__The task__. Transcribe the records below exactly as they appear.

(Data entries)

+ + +

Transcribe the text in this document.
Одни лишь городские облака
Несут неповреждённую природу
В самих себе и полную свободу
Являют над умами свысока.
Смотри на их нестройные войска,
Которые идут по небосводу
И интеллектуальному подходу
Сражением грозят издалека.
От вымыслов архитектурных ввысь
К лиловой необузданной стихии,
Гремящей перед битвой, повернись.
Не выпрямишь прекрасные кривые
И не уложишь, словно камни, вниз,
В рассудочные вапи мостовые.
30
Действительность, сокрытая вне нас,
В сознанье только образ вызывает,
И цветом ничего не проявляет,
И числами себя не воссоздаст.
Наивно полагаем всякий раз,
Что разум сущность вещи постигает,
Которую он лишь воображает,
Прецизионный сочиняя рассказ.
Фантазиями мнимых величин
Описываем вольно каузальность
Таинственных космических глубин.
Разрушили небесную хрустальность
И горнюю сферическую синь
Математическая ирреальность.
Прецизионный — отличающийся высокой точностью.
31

+ + +

__Exercise result__.
Transcribe the text in this document.
Одни лишь городские облака
Несут неповреждённую природу
В самих себе и полную свободу
Являют над умами свысока.
Смотри на их нестройные войска,
Которые идут по небосводу
И интеллектуальному подходу
Сражением грозят издалека.
От вымыслов архитектурных ввысь
К лиловой необузданной стихии,
Гремящей перед битвой, повернись.
Не выпрямишь прекрасные кривые
И не уложишь, словно камни, вниз,
В рассудочные вапи мостовые.
30
Действительность, сокрытая вне нас,
В сознанье только образ вызывает,
И цветом ничего не проявляет,
И числами себя не воссоздаст.
Наивно полагаем всякий раз,
Что разум сущность вещи постигает,
Которую он лишь воображает,
Прецизионный сочиняя рассказ.
Фантазиями мнимых величин
Описываем вольно каузальность
Таинственных космических глубин.
Разрушили небесную хрустальность
И горнюю сферическую синь
Математическая ирреальность.
Прецизионный — отличающийся высокой точностью.
31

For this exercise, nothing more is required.